Recorded data:
######
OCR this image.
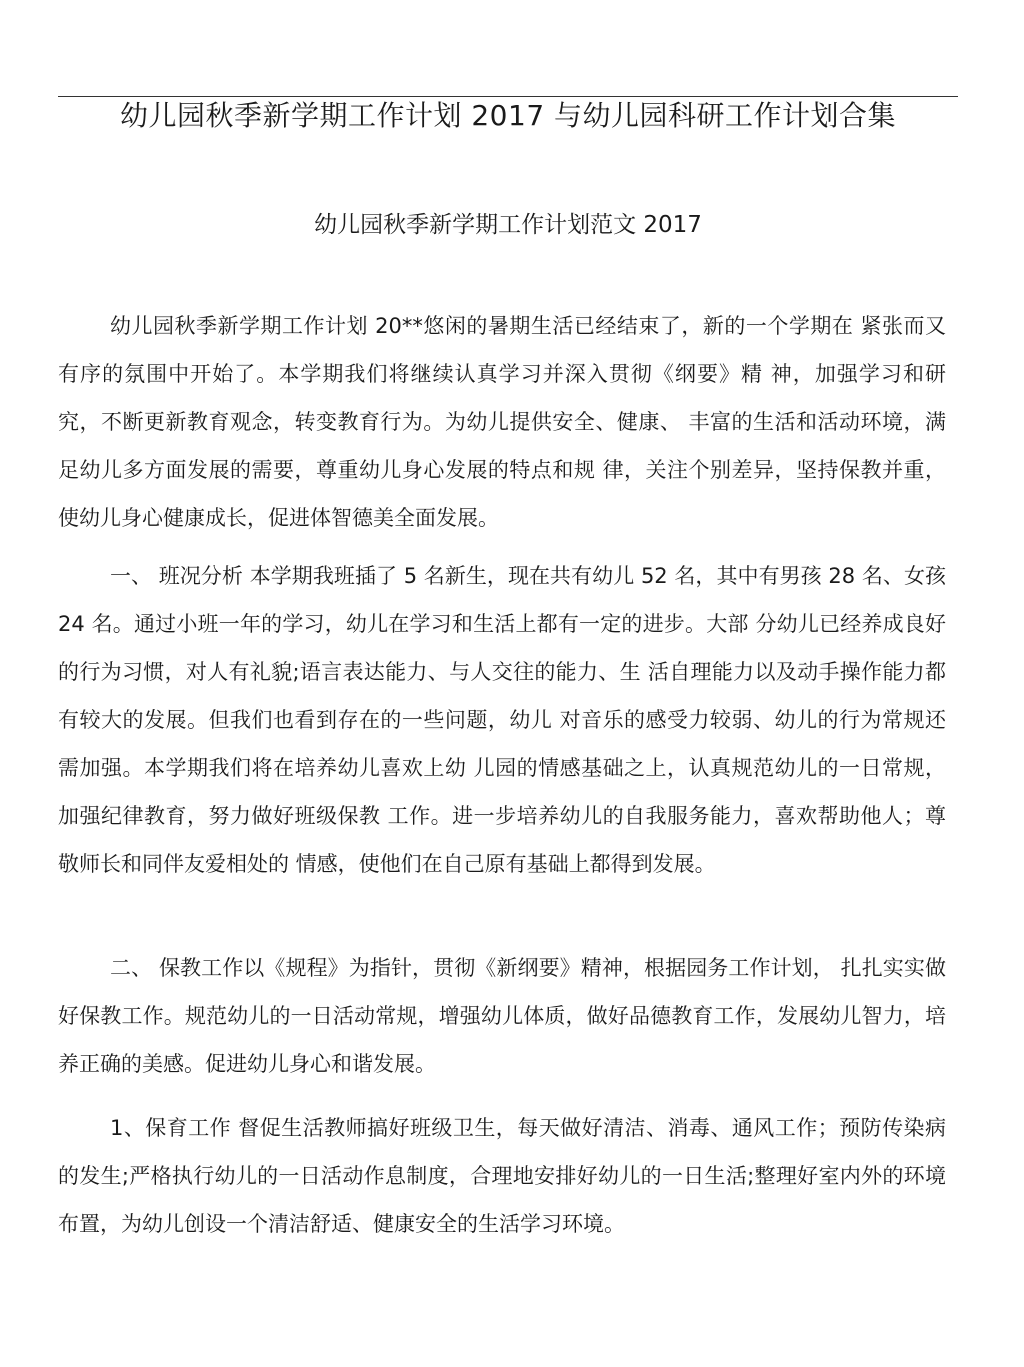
幼儿园秋季新学期工作计划 2017 与幼儿园科研工作计划合集
幼儿园秋季新学期工作计划范文 2017

幼儿园秋季新学期工作计划 20**悠闲的暑期生活已经结束了，新的一个学期在 紧张而又有序的氛围中开始了。本学期我们将继续认真学习并深入贯彻《纲要》精 神，加强学习和研究，不断更新教育观念，转变教育行为。为幼儿提供安全、健康、 丰富的生活和活动环境，满足幼儿多方面发展的需要，尊重幼儿身心发展的特点和规 律，关注个别差异，坚持保教并重，使幼儿身心健康成长，促进体智德美全面发展。

一、 班况分析 本学期我班插了 5 名新生，现在共有幼儿 52 名，其中有男孩 28 名、女孩 24 名。通过小班一年的学习，幼儿在学习和生活上都有一定的进步。大部 分幼儿已经养成良好的行为习惯，对人有礼貌;语言表达能力、与人交往的能力、生 活自理能力以及动手操作能力都有较大的发展。但我们也看到存在的一些问题，幼儿 对音乐的感受力较弱、幼儿的行为常规还需加强。本学期我们将在培养幼儿喜欢上幼 儿园的情感基础之上，认真规范幼儿的一日常规，加强纪律教育，努力做好班级保教 工作。进一步培养幼儿的自我服务能力，喜欢帮助他人；尊敬师长和同伴友爱相处的 情感，使他们在自己原有基础上都得到发展。

二、 保教工作以《规程》为指针，贯彻《新纲要》精神，根据园务工作计划， 扎扎实实做好保教工作。规范幼儿的一日活动常规，增强幼儿体质，做好品德教育工作，发展幼儿智力，培养正确的美感。促进幼儿身心和谐发展。

1、保育工作 督促生活教师搞好班级卫生，每天做好清洁、消毒、通风工作；预防传染病的发生;严格执行幼儿的一日活动作息制度，合理地安排好幼儿的一日生活;整理好室内外的环境布置，为幼儿创设一个清洁舒适、健康安全的生活学习环境。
######
• What is asked:
Retype all entries exactly as they appear, dropping the images.

• Solution to the problem:
OCR this image.
幼儿园秋季新学期工作计划 2017 与幼儿园科研工作计划合集
幼儿园秋季新学期工作计划范文 2017

幼儿园秋季新学期工作计划 20**悠闲的暑期生活已经结束了，新的一个学期在 紧张而又有序的氛围中开始了。本学期我们将继续认真学习并深入贯彻《纲要》精 神，加强学习和研究，不断更新教育观念，转变教育行为。为幼儿提供安全、健康、 丰富的生活和活动环境，满足幼儿多方面发展的需要，尊重幼儿身心发展的特点和规 律，关注个别差异，坚持保教并重，使幼儿身心健康成长，促进体智德美全面发展。

一、 班况分析 本学期我班插了 5 名新生，现在共有幼儿 52 名，其中有男孩 28 名、女孩 24 名。通过小班一年的学习，幼儿在学习和生活上都有一定的进步。大部 分幼儿已经养成良好的行为习惯，对人有礼貌;语言表达能力、与人交往的能力、生 活自理能力以及动手操作能力都有较大的发展。但我们也看到存在的一些问题，幼儿 对音乐的感受力较弱、幼儿的行为常规还需加强。本学期我们将在培养幼儿喜欢上幼 儿园的情感基础之上，认真规范幼儿的一日常规，加强纪律教育，努力做好班级保教 工作。进一步培养幼儿的自我服务能力，喜欢帮助他人；尊敬师长和同伴友爱相处的 情感，使他们在自己原有基础上都得到发展。

二、 保教工作以《规程》为指针，贯彻《新纲要》精神，根据园务工作计划， 扎扎实实做好保教工作。规范幼儿的一日活动常规，增强幼儿体质，做好品德教育工作，发展幼儿智力，培养正确的美感。促进幼儿身心和谐发展。

1、保育工作 督促生活教师搞好班级卫生，每天做好清洁、消毒、通风工作；预防传染病的发生;严格执行幼儿的一日活动作息制度，合理地安排好幼儿的一日生活;整理好室内外的环境布置，为幼儿创设一个清洁舒适、健康安全的生活学习环境。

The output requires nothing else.